* Records provided
--------
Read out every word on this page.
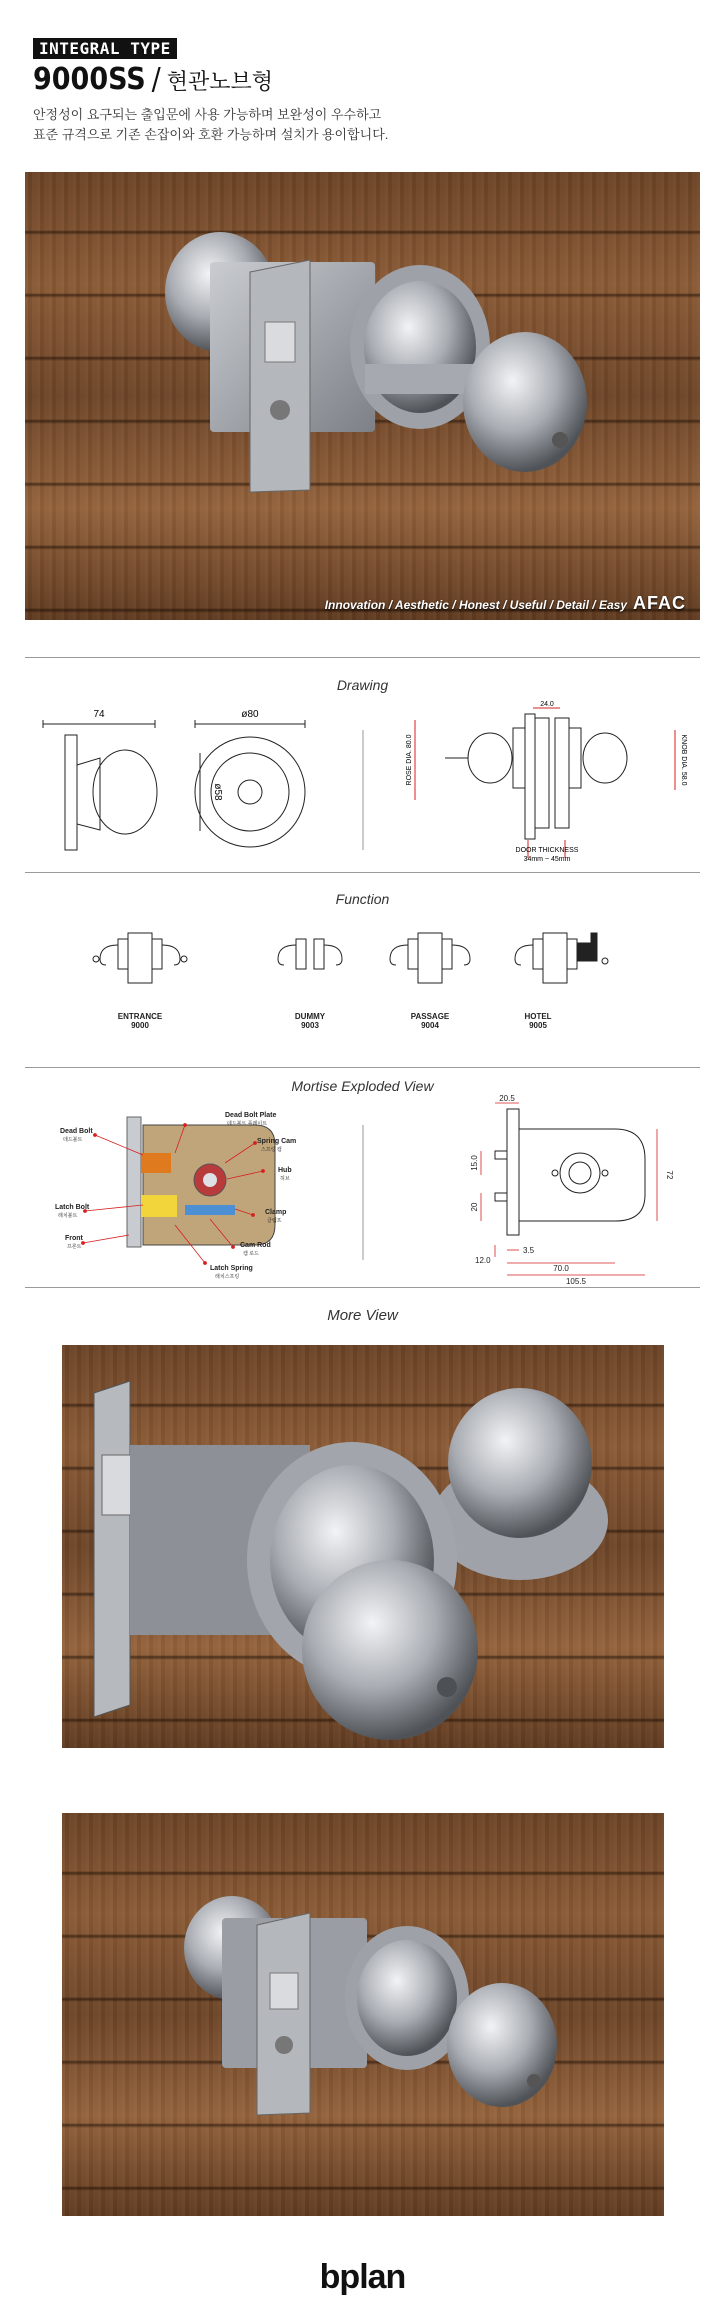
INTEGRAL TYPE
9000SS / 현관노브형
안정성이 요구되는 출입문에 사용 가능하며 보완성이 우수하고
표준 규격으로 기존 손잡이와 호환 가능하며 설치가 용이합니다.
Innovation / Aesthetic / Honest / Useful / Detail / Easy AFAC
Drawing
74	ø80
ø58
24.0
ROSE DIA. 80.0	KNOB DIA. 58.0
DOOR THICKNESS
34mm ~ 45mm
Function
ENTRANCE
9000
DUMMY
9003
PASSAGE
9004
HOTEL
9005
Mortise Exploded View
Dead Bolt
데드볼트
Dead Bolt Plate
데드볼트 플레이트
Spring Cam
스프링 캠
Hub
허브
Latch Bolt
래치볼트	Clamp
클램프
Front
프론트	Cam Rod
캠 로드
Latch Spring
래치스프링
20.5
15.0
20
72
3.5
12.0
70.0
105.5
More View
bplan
--------
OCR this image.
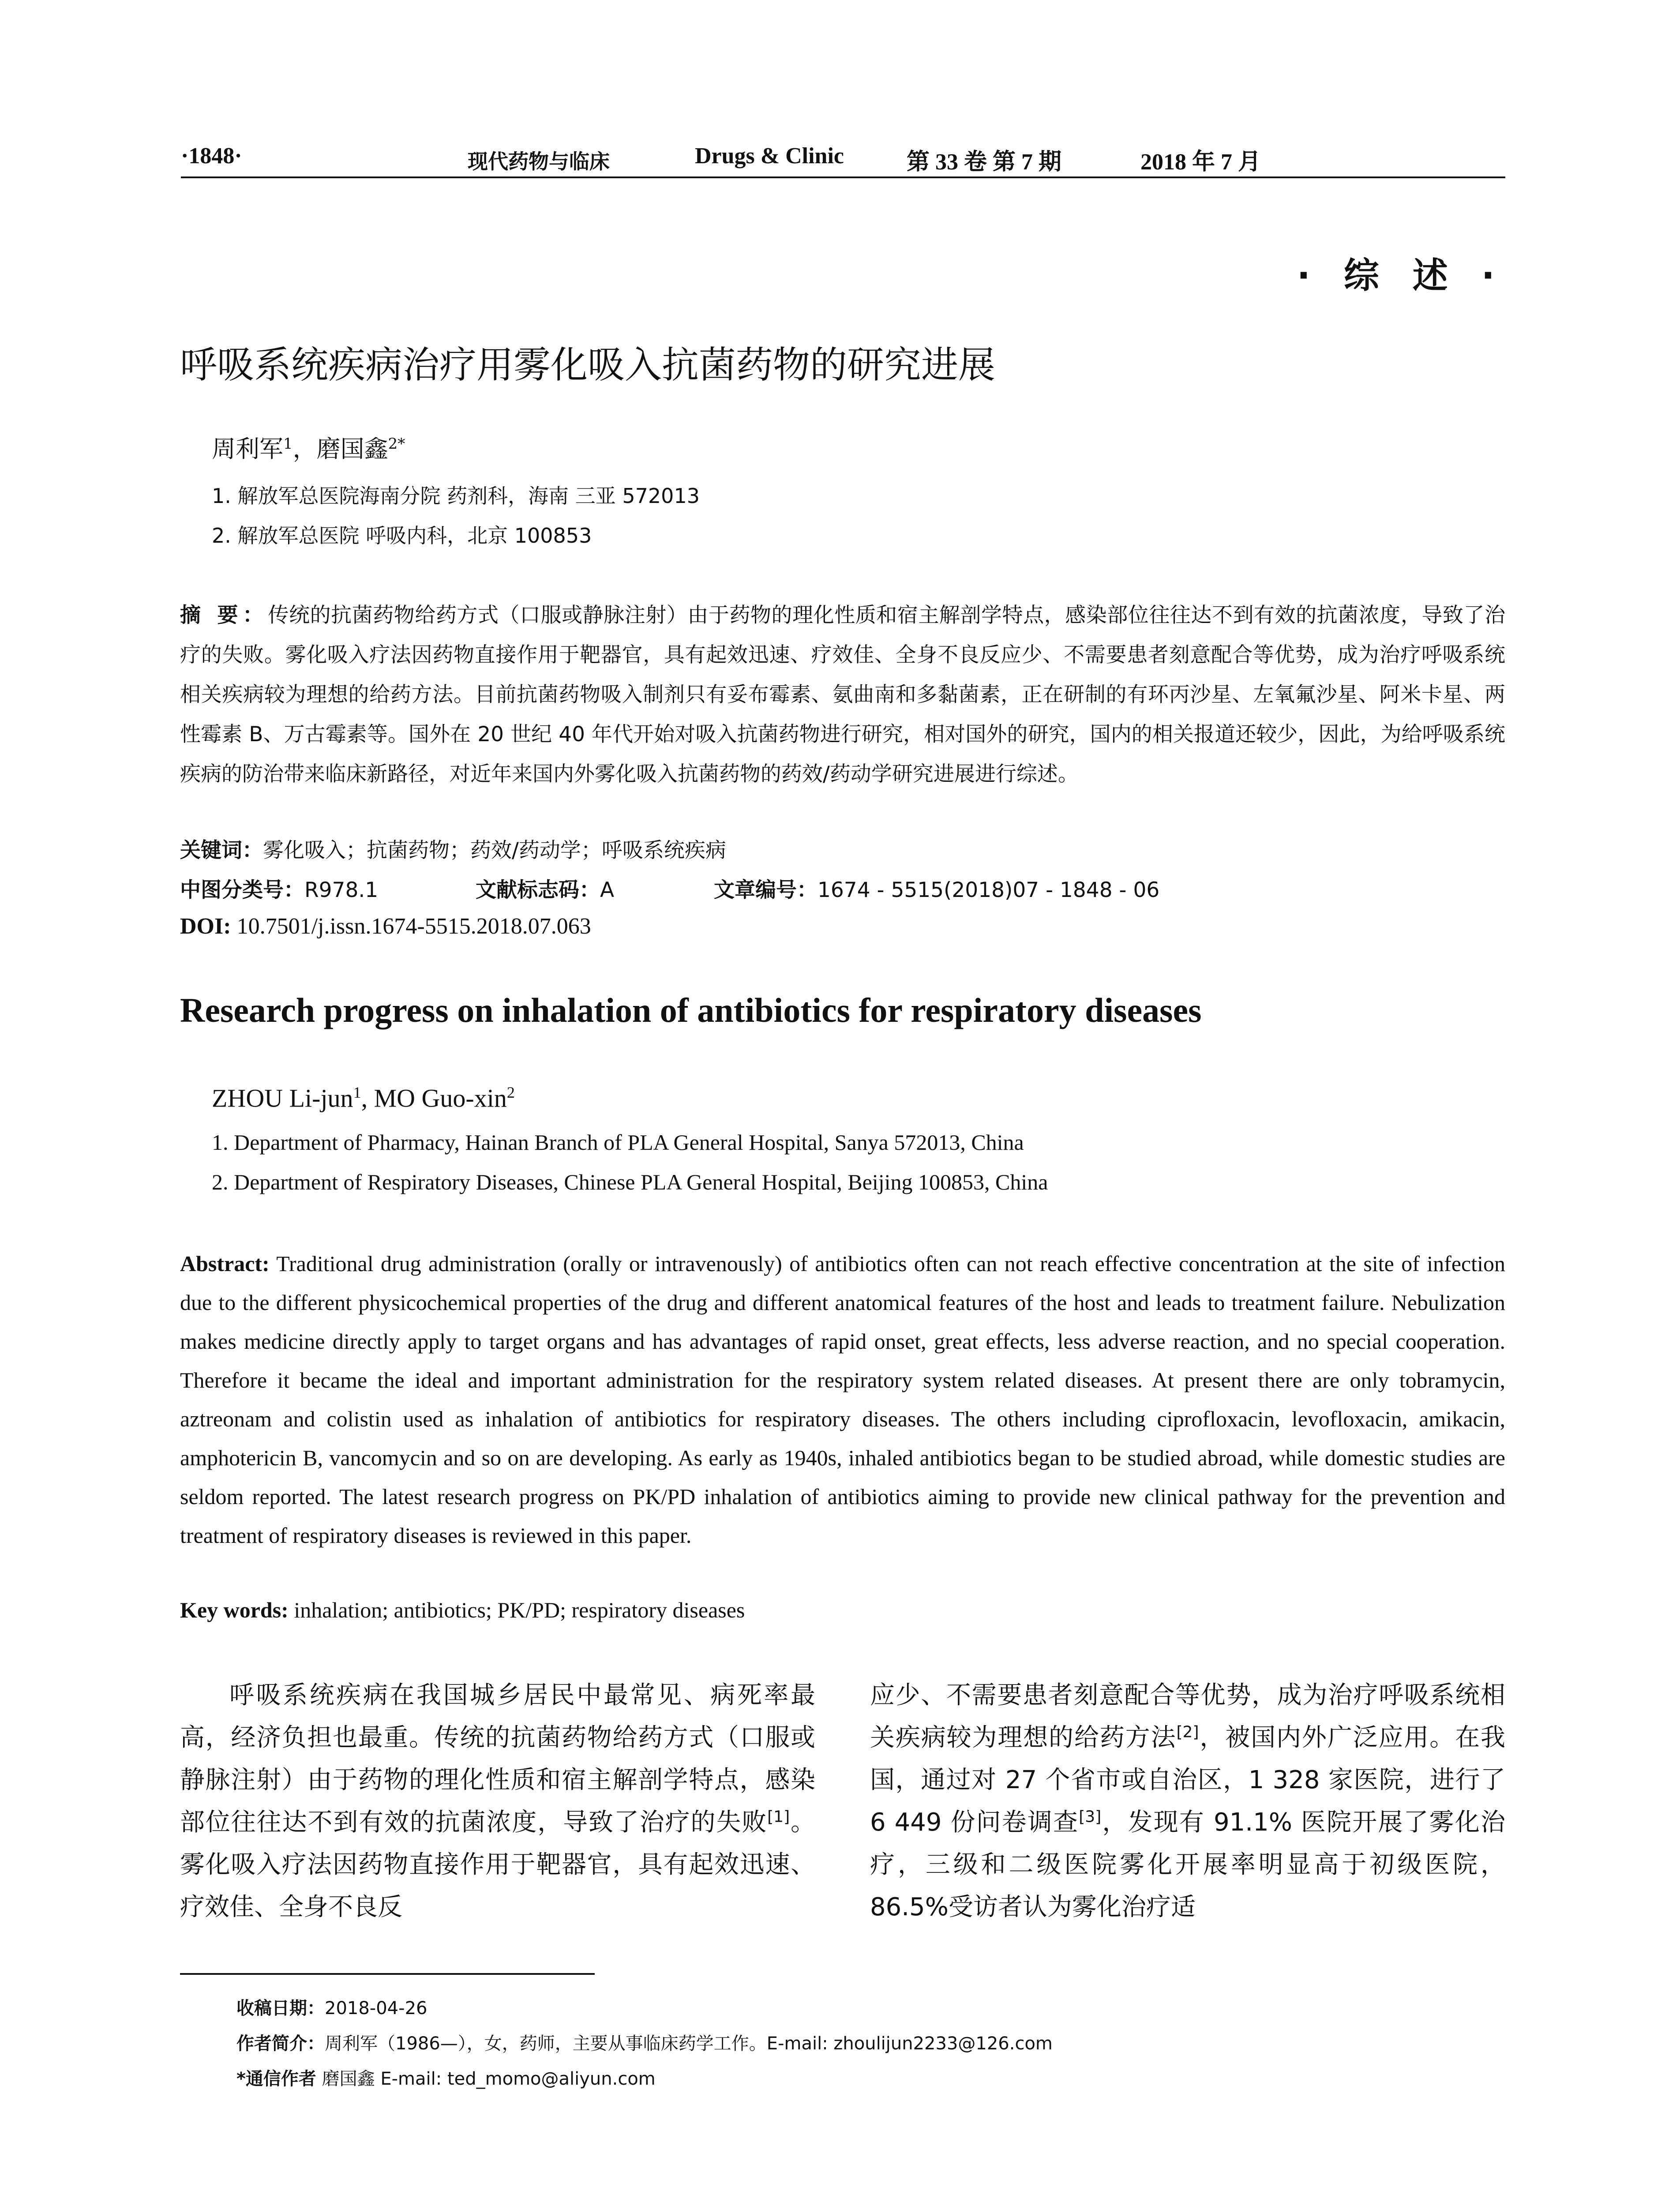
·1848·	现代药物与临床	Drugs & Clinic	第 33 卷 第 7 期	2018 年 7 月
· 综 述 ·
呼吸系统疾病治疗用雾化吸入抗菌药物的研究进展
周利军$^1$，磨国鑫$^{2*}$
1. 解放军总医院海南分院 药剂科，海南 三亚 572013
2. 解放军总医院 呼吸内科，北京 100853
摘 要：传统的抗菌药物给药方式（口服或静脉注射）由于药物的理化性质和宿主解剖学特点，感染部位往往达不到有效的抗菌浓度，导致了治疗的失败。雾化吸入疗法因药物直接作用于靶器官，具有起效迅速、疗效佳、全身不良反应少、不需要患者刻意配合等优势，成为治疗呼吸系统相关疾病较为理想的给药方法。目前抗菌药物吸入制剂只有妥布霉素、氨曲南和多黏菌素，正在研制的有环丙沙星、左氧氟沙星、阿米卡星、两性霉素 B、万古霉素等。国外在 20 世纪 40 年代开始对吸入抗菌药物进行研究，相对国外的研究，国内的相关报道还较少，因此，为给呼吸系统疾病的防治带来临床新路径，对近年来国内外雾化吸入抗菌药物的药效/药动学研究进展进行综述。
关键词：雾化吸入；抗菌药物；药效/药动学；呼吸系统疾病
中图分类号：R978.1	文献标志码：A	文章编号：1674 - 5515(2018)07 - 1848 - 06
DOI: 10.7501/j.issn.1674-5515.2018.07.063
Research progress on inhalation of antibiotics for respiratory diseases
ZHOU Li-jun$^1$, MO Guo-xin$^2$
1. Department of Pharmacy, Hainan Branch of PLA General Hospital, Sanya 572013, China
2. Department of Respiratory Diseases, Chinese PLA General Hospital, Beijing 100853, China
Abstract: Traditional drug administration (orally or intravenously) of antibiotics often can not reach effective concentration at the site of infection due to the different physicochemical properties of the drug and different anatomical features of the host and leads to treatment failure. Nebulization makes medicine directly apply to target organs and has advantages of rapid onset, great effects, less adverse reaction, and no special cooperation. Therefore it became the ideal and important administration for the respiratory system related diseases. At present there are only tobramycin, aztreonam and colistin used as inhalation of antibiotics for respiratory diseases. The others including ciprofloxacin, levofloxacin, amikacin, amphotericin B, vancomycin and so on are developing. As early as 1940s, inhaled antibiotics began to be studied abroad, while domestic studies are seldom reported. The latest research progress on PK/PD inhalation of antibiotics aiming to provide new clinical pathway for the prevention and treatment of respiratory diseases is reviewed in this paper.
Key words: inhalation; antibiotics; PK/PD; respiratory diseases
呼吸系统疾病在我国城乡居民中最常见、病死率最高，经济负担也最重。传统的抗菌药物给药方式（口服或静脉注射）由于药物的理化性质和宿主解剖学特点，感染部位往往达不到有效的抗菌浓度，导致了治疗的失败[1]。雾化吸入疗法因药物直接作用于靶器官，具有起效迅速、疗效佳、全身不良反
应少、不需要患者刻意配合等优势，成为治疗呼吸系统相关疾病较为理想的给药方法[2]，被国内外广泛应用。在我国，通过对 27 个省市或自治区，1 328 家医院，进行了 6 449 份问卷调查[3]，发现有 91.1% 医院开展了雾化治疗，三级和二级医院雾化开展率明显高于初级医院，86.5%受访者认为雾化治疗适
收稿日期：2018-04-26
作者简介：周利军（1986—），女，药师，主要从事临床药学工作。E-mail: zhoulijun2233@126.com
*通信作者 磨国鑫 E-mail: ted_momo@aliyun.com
--------
Gather all lines from the records above in which "General" appears.

1. Department of Pharmacy, Hainan Branch of PLA General Hospital, Sanya 572013, China
2. Department of Respiratory Diseases, Chinese PLA General Hospital, Beijing 100853, China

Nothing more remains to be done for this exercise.